WRITTEN INSTRUCTION -
Repeat the listing exactly as given, omitting every image.
==== SUPPLIED RECORDS ====
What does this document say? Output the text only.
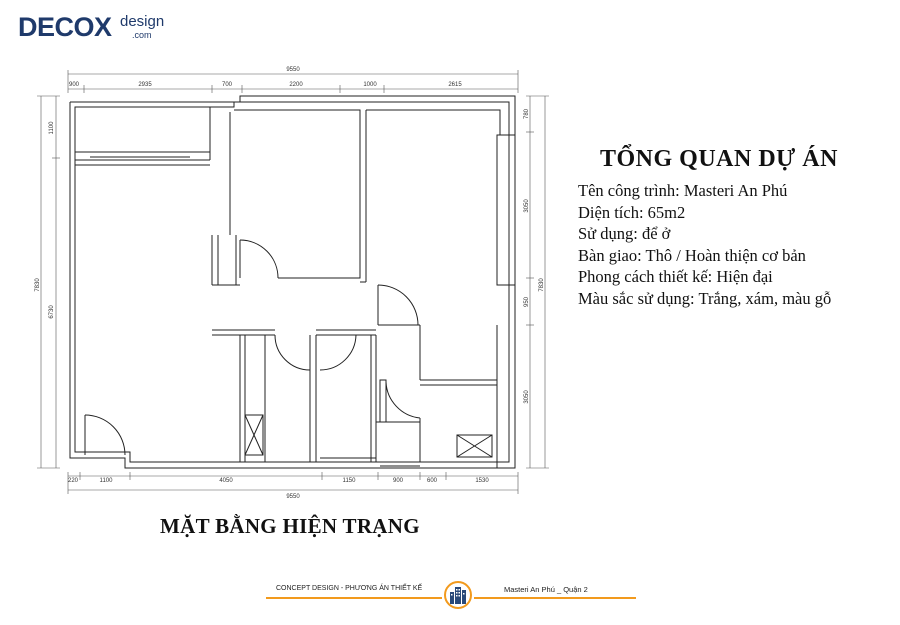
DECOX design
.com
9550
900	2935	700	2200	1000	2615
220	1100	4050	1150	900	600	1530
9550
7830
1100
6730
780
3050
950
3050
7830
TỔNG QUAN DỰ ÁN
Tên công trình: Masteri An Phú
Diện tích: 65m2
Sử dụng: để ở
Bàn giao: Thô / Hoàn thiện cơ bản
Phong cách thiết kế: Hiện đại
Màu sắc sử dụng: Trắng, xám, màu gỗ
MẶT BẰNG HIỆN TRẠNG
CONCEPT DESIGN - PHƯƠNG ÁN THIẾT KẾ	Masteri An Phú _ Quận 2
====
EXERCISE RESPONSE -
What does this document say? Output the text only.
DECOX design
.com
9550
900	2935	700	2200	1000	2615
220	1100	4050	1150	900	600	1530
9550
7830
1100
6730
780
3050
950
3050
7830
TỔNG QUAN DỰ ÁN
Tên công trình: Masteri An Phú
Diện tích: 65m2
Sử dụng: để ở
Bàn giao: Thô / Hoàn thiện cơ bản
Phong cách thiết kế: Hiện đại
Màu sắc sử dụng: Trắng, xám, màu gỗ
MẶT BẰNG HIỆN TRẠNG
CONCEPT DESIGN - PHƯƠNG ÁN THIẾT KẾ	Masteri An Phú _ Quận 2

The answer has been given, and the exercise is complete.